** Exercise aim **
Determine how many lines in the data below contain "янів" and write only that number.
** START OF Dataset content **
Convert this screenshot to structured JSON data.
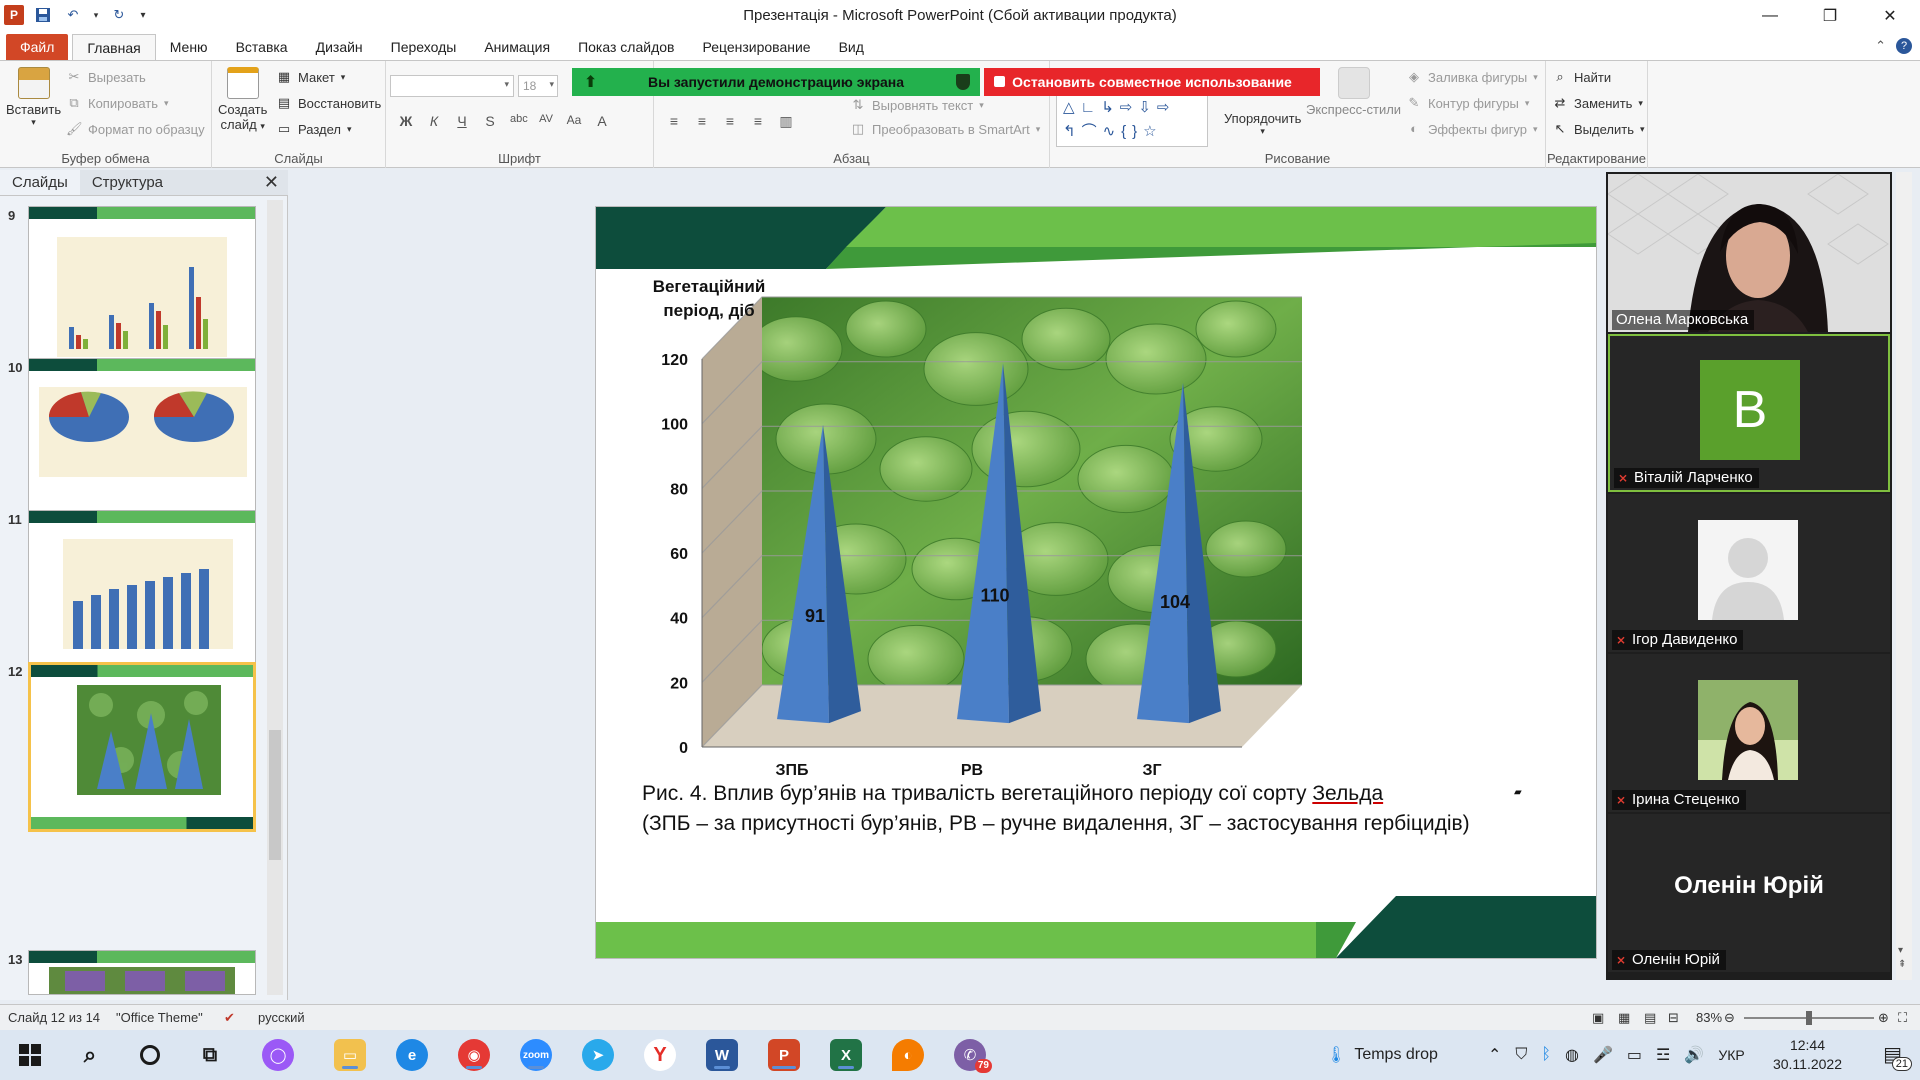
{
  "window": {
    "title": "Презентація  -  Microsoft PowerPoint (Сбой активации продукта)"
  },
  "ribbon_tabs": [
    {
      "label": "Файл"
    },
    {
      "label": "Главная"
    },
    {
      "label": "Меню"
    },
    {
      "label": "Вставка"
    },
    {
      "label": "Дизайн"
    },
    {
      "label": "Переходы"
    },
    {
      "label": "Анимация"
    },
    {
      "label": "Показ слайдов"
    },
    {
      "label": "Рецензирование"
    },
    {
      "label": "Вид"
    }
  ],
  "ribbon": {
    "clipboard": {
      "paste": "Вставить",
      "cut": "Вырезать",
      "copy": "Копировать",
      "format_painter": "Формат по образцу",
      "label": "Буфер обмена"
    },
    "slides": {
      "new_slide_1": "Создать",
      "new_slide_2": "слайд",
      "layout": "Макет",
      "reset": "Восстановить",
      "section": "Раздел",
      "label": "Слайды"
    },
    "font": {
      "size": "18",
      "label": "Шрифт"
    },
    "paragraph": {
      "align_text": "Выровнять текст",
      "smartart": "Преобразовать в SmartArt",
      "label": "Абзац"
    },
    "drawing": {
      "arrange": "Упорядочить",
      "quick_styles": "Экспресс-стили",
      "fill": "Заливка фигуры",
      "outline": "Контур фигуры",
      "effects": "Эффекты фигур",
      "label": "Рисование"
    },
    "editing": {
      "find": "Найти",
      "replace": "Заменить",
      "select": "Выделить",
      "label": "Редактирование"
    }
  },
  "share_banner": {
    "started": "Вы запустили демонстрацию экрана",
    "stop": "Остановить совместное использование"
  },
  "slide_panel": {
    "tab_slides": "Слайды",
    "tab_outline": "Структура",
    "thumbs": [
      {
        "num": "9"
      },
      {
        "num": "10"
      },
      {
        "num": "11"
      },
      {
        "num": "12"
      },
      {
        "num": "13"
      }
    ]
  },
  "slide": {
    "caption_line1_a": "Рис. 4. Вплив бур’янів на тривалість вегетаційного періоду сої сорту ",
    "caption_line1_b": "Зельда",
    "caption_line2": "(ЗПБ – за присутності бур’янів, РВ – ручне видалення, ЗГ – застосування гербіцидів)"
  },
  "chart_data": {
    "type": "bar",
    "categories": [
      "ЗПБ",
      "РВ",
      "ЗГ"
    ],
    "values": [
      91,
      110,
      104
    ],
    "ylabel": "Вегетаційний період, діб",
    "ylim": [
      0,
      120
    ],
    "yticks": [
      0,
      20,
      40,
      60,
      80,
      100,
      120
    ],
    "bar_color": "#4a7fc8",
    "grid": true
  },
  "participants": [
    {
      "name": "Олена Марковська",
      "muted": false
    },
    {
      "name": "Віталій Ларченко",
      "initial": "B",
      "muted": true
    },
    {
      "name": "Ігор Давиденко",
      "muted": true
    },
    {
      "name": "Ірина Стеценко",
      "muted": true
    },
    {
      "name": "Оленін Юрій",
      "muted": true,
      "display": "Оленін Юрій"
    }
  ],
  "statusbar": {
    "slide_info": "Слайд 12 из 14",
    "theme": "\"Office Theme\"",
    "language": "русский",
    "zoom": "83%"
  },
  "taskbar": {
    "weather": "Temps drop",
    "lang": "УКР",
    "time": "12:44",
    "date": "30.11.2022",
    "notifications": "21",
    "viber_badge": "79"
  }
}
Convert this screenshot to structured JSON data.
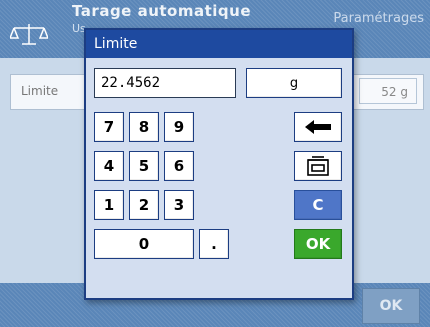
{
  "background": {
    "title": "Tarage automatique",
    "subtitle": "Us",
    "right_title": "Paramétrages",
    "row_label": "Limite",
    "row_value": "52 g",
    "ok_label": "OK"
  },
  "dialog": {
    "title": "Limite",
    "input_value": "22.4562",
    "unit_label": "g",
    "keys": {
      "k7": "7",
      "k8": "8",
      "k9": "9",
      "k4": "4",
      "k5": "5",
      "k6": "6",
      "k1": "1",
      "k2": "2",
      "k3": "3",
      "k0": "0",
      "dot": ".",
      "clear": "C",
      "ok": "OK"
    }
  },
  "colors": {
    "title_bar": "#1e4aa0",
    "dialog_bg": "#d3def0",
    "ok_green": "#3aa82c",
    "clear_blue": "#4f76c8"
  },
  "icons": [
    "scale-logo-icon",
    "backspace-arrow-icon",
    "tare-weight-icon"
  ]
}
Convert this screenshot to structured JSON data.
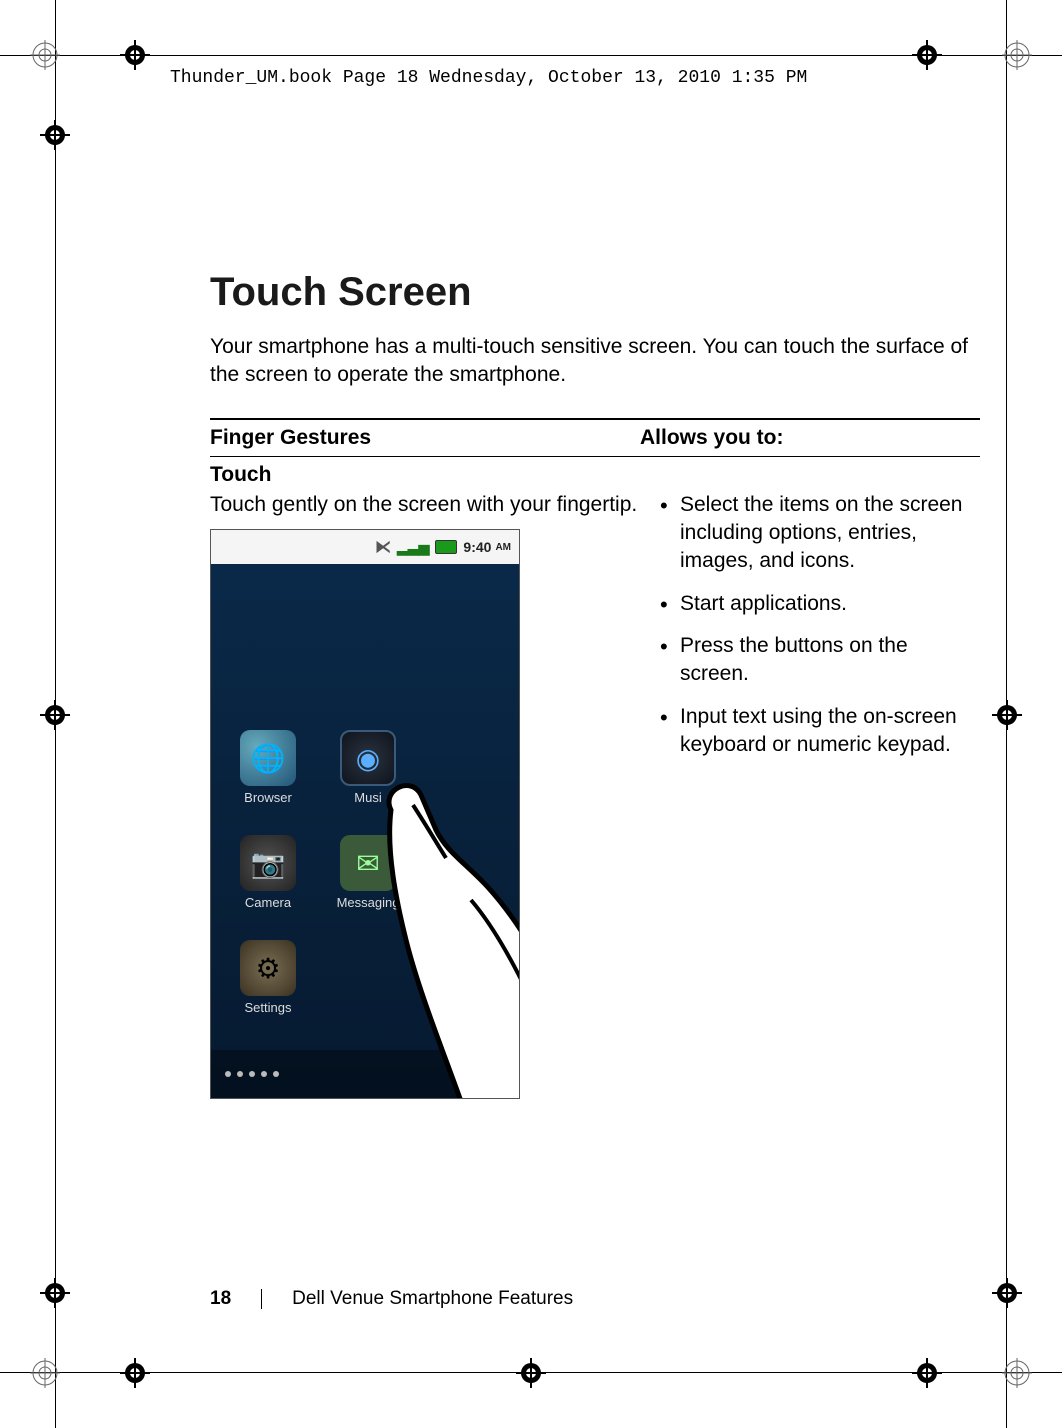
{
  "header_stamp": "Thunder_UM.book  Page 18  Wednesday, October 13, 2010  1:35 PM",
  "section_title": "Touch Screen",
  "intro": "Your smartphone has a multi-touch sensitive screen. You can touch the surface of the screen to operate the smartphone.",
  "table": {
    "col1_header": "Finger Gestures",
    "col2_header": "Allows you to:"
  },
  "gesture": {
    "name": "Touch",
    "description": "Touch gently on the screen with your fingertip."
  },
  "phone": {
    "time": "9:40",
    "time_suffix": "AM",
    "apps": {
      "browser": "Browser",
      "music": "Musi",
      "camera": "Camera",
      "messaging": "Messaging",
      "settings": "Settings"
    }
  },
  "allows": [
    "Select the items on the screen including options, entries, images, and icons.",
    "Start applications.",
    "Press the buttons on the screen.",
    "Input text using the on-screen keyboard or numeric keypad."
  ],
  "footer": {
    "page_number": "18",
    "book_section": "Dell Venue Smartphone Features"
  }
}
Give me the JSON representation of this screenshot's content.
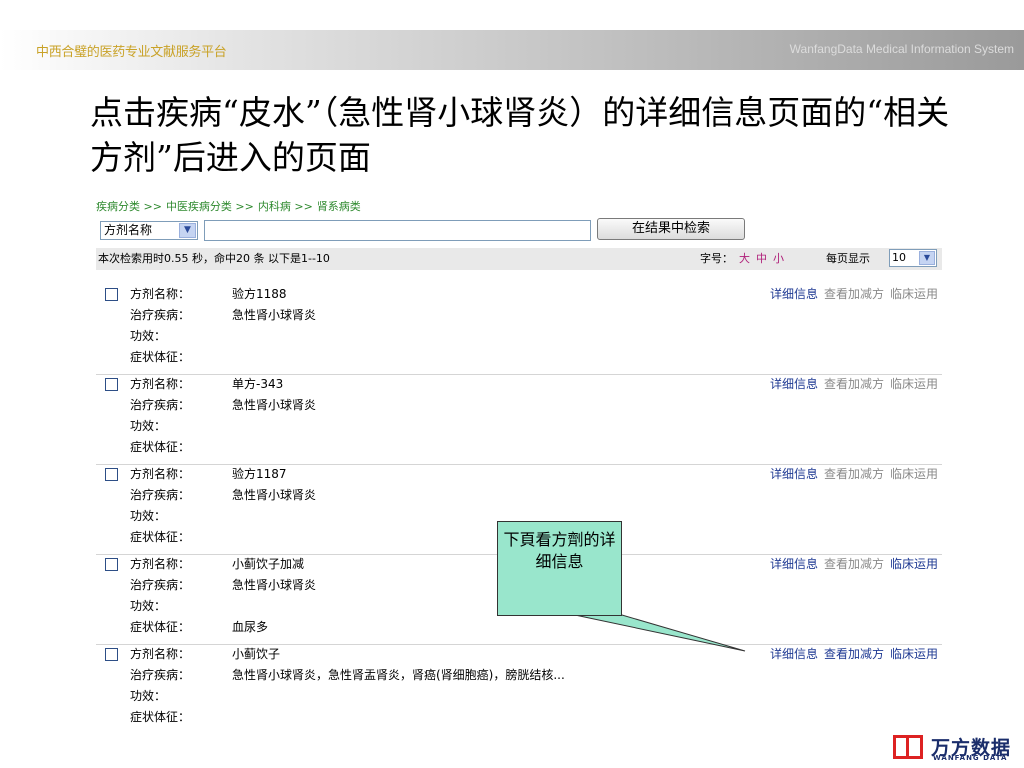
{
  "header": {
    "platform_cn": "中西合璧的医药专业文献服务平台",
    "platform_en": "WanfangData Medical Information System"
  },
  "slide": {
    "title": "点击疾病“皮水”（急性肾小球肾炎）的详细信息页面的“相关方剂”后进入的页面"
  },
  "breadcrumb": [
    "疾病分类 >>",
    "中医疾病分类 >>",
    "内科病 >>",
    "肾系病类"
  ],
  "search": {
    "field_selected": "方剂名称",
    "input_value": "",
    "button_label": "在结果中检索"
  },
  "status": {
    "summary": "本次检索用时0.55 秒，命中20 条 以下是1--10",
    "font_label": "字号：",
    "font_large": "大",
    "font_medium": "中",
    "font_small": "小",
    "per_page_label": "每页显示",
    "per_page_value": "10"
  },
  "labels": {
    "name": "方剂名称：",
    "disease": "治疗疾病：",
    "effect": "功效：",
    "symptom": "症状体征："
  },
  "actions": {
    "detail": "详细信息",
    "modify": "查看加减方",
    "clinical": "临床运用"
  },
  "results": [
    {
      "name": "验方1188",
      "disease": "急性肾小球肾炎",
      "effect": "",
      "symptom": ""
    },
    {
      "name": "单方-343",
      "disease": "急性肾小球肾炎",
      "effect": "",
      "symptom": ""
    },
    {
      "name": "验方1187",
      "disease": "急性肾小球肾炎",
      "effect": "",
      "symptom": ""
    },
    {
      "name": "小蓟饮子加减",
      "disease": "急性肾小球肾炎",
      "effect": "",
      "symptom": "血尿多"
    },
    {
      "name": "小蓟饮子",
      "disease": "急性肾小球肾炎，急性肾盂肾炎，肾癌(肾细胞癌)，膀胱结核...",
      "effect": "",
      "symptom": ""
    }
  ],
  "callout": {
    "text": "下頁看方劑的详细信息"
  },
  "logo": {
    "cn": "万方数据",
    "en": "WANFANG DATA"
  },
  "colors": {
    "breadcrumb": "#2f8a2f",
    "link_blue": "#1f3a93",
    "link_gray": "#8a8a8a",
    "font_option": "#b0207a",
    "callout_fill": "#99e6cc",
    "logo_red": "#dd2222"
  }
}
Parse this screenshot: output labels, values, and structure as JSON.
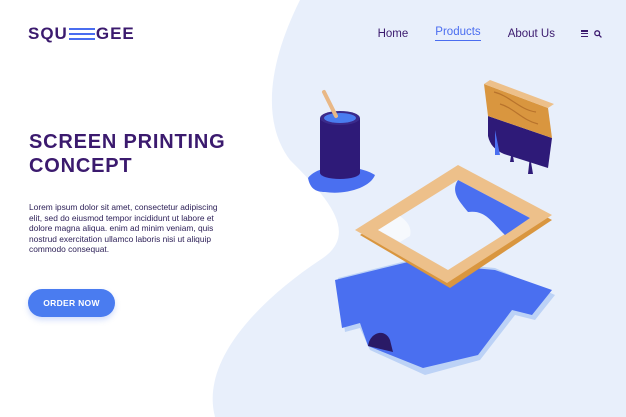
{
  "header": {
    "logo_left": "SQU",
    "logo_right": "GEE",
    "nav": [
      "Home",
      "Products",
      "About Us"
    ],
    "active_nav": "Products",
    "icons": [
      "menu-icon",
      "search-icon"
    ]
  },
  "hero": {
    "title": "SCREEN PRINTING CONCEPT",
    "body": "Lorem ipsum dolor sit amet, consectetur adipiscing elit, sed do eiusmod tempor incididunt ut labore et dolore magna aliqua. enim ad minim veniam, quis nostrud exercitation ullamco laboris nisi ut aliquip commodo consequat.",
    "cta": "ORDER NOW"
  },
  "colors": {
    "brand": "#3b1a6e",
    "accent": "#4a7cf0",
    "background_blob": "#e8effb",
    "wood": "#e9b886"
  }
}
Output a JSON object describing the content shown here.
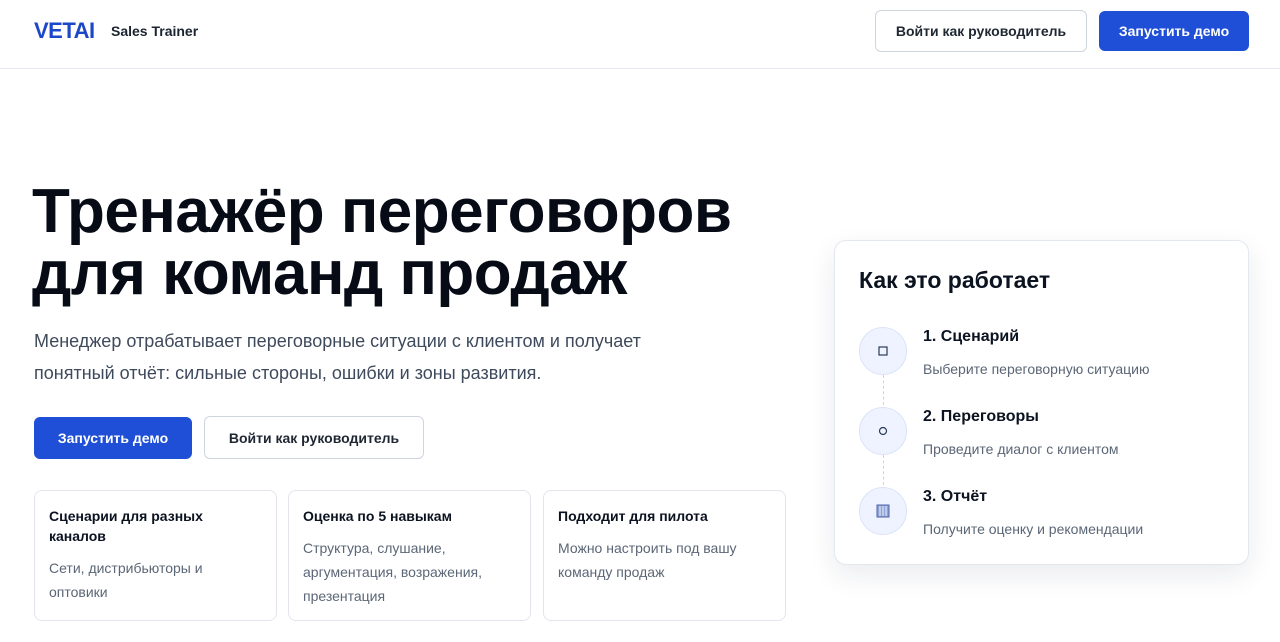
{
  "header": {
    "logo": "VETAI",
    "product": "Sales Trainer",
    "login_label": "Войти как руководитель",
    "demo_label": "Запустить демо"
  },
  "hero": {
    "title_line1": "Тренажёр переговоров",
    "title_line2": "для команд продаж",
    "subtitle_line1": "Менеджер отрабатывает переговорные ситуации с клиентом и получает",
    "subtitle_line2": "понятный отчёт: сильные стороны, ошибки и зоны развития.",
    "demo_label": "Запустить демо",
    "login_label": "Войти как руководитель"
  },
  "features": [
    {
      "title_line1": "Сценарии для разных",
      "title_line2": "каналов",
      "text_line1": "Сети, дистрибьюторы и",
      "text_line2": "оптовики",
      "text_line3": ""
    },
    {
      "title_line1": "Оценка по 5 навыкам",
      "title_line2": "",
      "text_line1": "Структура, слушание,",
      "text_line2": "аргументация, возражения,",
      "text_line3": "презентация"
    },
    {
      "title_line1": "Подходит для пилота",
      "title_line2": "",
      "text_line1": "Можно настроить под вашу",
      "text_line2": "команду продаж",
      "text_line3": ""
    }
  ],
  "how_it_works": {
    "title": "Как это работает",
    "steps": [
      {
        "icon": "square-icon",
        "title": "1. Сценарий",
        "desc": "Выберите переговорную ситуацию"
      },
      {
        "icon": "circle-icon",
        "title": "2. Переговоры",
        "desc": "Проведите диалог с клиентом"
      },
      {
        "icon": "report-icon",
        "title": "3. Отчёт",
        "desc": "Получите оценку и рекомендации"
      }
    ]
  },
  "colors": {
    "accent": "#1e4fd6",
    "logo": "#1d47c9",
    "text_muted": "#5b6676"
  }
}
** END OF Dataset content **
** Exercise output **
2